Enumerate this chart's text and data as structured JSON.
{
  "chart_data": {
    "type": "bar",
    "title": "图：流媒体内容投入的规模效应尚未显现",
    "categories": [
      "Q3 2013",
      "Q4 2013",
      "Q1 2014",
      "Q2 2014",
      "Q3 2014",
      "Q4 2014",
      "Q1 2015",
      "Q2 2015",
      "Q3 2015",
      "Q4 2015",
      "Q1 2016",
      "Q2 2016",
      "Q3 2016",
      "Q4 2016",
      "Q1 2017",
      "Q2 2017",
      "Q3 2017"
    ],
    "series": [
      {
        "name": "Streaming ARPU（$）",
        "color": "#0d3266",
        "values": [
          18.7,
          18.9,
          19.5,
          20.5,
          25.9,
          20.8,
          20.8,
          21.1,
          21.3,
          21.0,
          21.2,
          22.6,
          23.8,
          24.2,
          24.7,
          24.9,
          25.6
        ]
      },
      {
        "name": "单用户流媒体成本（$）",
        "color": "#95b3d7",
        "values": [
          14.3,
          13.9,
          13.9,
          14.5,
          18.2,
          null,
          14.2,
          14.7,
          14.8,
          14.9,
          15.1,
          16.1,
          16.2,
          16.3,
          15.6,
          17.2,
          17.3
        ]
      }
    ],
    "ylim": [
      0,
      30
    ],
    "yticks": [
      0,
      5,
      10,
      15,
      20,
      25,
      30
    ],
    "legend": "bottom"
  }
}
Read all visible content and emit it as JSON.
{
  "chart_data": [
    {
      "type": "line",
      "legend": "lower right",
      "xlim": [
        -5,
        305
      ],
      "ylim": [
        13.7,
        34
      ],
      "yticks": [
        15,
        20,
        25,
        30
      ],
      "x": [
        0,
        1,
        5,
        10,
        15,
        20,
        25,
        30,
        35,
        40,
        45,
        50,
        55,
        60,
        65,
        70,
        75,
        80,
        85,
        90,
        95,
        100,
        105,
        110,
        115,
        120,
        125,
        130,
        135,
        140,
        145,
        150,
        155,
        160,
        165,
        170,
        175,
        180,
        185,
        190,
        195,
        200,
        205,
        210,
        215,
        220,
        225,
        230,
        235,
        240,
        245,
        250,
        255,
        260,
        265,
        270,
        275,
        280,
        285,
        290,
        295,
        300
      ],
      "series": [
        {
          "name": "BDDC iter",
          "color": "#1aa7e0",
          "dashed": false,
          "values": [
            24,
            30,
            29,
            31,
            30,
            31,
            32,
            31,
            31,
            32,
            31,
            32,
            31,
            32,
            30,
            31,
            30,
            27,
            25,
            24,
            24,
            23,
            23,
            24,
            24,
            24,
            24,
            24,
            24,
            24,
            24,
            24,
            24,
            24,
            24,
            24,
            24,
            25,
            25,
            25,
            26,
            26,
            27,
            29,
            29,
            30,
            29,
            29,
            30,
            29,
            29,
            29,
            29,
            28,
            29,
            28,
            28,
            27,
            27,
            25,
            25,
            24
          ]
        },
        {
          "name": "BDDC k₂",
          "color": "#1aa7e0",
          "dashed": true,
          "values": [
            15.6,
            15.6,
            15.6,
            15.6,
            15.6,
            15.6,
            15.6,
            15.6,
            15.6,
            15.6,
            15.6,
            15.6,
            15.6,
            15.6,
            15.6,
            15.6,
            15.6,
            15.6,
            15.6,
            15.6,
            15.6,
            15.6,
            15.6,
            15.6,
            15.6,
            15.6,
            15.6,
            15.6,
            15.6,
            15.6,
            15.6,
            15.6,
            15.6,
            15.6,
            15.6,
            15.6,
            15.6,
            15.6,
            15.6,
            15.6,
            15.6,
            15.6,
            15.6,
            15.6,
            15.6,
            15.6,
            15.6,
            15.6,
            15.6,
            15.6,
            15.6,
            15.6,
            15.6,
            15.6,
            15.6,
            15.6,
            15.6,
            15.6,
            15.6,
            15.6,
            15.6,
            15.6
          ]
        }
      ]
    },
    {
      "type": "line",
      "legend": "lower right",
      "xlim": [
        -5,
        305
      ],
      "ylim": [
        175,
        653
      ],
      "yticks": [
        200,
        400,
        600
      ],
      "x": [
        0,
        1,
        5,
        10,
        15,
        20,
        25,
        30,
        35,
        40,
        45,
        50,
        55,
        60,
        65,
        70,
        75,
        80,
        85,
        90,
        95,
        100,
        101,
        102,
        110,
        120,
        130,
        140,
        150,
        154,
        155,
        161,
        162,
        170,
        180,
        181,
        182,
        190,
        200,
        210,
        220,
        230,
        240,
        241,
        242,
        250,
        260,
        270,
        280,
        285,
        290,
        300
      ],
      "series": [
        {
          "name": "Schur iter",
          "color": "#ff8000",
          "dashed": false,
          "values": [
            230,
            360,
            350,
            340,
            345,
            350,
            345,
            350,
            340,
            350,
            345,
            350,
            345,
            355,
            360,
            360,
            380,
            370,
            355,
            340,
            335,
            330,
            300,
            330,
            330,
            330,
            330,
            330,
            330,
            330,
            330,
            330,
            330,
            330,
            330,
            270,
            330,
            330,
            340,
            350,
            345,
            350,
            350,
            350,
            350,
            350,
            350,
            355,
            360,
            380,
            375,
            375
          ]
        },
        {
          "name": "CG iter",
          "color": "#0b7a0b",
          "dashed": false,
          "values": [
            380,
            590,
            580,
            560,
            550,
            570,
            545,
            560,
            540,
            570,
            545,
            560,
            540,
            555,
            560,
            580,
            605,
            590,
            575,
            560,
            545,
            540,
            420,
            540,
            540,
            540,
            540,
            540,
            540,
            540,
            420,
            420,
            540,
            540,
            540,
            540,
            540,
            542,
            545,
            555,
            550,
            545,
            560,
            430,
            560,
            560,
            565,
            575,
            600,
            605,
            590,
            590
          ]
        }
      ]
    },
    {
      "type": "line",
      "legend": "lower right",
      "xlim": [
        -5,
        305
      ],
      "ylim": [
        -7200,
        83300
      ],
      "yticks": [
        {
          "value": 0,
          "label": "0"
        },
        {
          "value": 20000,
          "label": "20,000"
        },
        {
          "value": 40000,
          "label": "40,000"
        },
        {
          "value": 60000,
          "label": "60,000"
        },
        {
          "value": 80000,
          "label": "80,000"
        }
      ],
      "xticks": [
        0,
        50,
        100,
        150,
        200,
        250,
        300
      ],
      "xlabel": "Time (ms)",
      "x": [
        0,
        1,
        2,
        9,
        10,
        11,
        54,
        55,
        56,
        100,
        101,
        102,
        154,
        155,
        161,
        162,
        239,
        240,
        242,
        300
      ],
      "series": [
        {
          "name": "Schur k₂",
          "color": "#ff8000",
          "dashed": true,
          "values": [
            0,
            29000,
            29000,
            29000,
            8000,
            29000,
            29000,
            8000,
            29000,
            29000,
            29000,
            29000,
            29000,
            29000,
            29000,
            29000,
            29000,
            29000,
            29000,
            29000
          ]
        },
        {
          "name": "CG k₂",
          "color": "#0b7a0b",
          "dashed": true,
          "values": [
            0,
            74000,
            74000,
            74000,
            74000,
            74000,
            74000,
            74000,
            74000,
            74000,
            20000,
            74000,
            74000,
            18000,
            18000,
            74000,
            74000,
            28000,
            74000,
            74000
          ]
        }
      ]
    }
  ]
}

_ _ _ _ _

Repeat every line of the records above exactly.

◆ **Result below**:
Enumerate this chart's text and data as structured JSON.
{
  "chart_data": {
    "type": "bar",
    "title": "图：流媒体内容投入的规模效应尚未显现",
    "categories": [
      "Q3 2013",
      "Q4 2013",
      "Q1 2014",
      "Q2 2014",
      "Q3 2014",
      "Q4 2014",
      "Q1 2015",
      "Q2 2015",
      "Q3 2015",
      "Q4 2015",
      "Q1 2016",
      "Q2 2016",
      "Q3 2016",
      "Q4 2016",
      "Q1 2017",
      "Q2 2017",
      "Q3 2017"
    ],
    "series": [
      {
        "name": "Streaming ARPU（$）",
        "color": "#0d3266",
        "values": [
          18.7,
          18.9,
          19.5,
          20.5,
          25.9,
          20.8,
          20.8,
          21.1,
          21.3,
          21.0,
          21.2,
          22.6,
          23.8,
          24.2,
          24.7,
          24.9,
          25.6
        ]
      },
      {
        "name": "单用户流媒体成本（$）",
        "color": "#95b3d7",
        "values": [
          14.3,
          13.9,
          13.9,
          14.5,
          18.2,
          null,
          14.2,
          14.7,
          14.8,
          14.9,
          15.1,
          16.1,
          16.2,
          16.3,
          15.6,
          17.2,
          17.3
        ]
      }
    ],
    "ylim": [
      0,
      30
    ],
    "yticks": [
      0,
      5,
      10,
      15,
      20,
      25,
      30
    ],
    "legend": "bottom"
  }
}
Read all visible content and emit it as JSON.
{
  "chart_data": [
    {
      "type": "line",
      "legend": "lower right",
      "xlim": [
        -5,
        305
      ],
      "ylim": [
        13.7,
        34
      ],
      "yticks": [
        15,
        20,
        25,
        30
      ],
      "x": [
        0,
        1,
        5,
        10,
        15,
        20,
        25,
        30,
        35,
        40,
        45,
        50,
        55,
        60,
        65,
        70,
        75,
        80,
        85,
        90,
        95,
        100,
        105,
        110,
        115,
        120,
        125,
        130,
        135,
        140,
        145,
        150,
        155,
        160,
        165,
        170,
        175,
        180,
        185,
        190,
        195,
        200,
        205,
        210,
        215,
        220,
        225,
        230,
        235,
        240,
        245,
        250,
        255,
        260,
        265,
        270,
        275,
        280,
        285,
        290,
        295,
        300
      ],
      "series": [
        {
          "name": "BDDC iter",
          "color": "#1aa7e0",
          "dashed": false,
          "values": [
            24,
            30,
            29,
            31,
            30,
            31,
            32,
            31,
            31,
            32,
            31,
            32,
            31,
            32,
            30,
            31,
            30,
            27,
            25,
            24,
            24,
            23,
            23,
            24,
            24,
            24,
            24,
            24,
            24,
            24,
            24,
            24,
            24,
            24,
            24,
            24,
            24,
            25,
            25,
            25,
            26,
            26,
            27,
            29,
            29,
            30,
            29,
            29,
            30,
            29,
            29,
            29,
            29,
            28,
            29,
            28,
            28,
            27,
            27,
            25,
            25,
            24
          ]
        },
        {
          "name": "BDDC k₂",
          "color": "#1aa7e0",
          "dashed": true,
          "values": [
            15.6,
            15.6,
            15.6,
            15.6,
            15.6,
            15.6,
            15.6,
            15.6,
            15.6,
            15.6,
            15.6,
            15.6,
            15.6,
            15.6,
            15.6,
            15.6,
            15.6,
            15.6,
            15.6,
            15.6,
            15.6,
            15.6,
            15.6,
            15.6,
            15.6,
            15.6,
            15.6,
            15.6,
            15.6,
            15.6,
            15.6,
            15.6,
            15.6,
            15.6,
            15.6,
            15.6,
            15.6,
            15.6,
            15.6,
            15.6,
            15.6,
            15.6,
            15.6,
            15.6,
            15.6,
            15.6,
            15.6,
            15.6,
            15.6,
            15.6,
            15.6,
            15.6,
            15.6,
            15.6,
            15.6,
            15.6,
            15.6,
            15.6,
            15.6,
            15.6,
            15.6,
            15.6
          ]
        }
      ]
    },
    {
      "type": "line",
      "legend": "lower right",
      "xlim": [
        -5,
        305
      ],
      "ylim": [
        175,
        653
      ],
      "yticks": [
        200,
        400,
        600
      ],
      "x": [
        0,
        1,
        5,
        10,
        15,
        20,
        25,
        30,
        35,
        40,
        45,
        50,
        55,
        60,
        65,
        70,
        75,
        80,
        85,
        90,
        95,
        100,
        101,
        102,
        110,
        120,
        130,
        140,
        150,
        154,
        155,
        161,
        162,
        170,
        180,
        181,
        182,
        190,
        200,
        210,
        220,
        230,
        240,
        241,
        242,
        250,
        260,
        270,
        280,
        285,
        290,
        300
      ],
      "series": [
        {
          "name": "Schur iter",
          "color": "#ff8000",
          "dashed": false,
          "values": [
            230,
            360,
            350,
            340,
            345,
            350,
            345,
            350,
            340,
            350,
            345,
            350,
            345,
            355,
            360,
            360,
            380,
            370,
            355,
            340,
            335,
            330,
            300,
            330,
            330,
            330,
            330,
            330,
            330,
            330,
            330,
            330,
            330,
            330,
            330,
            270,
            330,
            330,
            340,
            350,
            345,
            350,
            350,
            350,
            350,
            350,
            350,
            355,
            360,
            380,
            375,
            375
          ]
        },
        {
          "name": "CG iter",
          "color": "#0b7a0b",
          "dashed": false,
          "values": [
            380,
            590,
            580,
            560,
            550,
            570,
            545,
            560,
            540,
            570,
            545,
            560,
            540,
            555,
            560,
            580,
            605,
            590,
            575,
            560,
            545,
            540,
            420,
            540,
            540,
            540,
            540,
            540,
            540,
            540,
            420,
            420,
            540,
            540,
            540,
            540,
            540,
            542,
            545,
            555,
            550,
            545,
            560,
            430,
            560,
            560,
            565,
            575,
            600,
            605,
            590,
            590
          ]
        }
      ]
    },
    {
      "type": "line",
      "legend": "lower right",
      "xlim": [
        -5,
        305
      ],
      "ylim": [
        -7200,
        83300
      ],
      "yticks": [
        {
          "value": 0,
          "label": "0"
        },
        {
          "value": 20000,
          "label": "20,000"
        },
        {
          "value": 40000,
          "label": "40,000"
        },
        {
          "value": 60000,
          "label": "60,000"
        },
        {
          "value": 80000,
          "label": "80,000"
        }
      ],
      "xticks": [
        0,
        50,
        100,
        150,
        200,
        250,
        300
      ],
      "xlabel": "Time (ms)",
      "x": [
        0,
        1,
        2,
        9,
        10,
        11,
        54,
        55,
        56,
        100,
        101,
        102,
        154,
        155,
        161,
        162,
        239,
        240,
        242,
        300
      ],
      "series": [
        {
          "name": "Schur k₂",
          "color": "#ff8000",
          "dashed": true,
          "values": [
            0,
            29000,
            29000,
            29000,
            8000,
            29000,
            29000,
            8000,
            29000,
            29000,
            29000,
            29000,
            29000,
            29000,
            29000,
            29000,
            29000,
            29000,
            29000,
            29000
          ]
        },
        {
          "name": "CG k₂",
          "color": "#0b7a0b",
          "dashed": true,
          "values": [
            0,
            74000,
            74000,
            74000,
            74000,
            74000,
            74000,
            74000,
            74000,
            74000,
            20000,
            74000,
            74000,
            18000,
            18000,
            74000,
            74000,
            28000,
            74000,
            74000
          ]
        }
      ]
    }
  ]
}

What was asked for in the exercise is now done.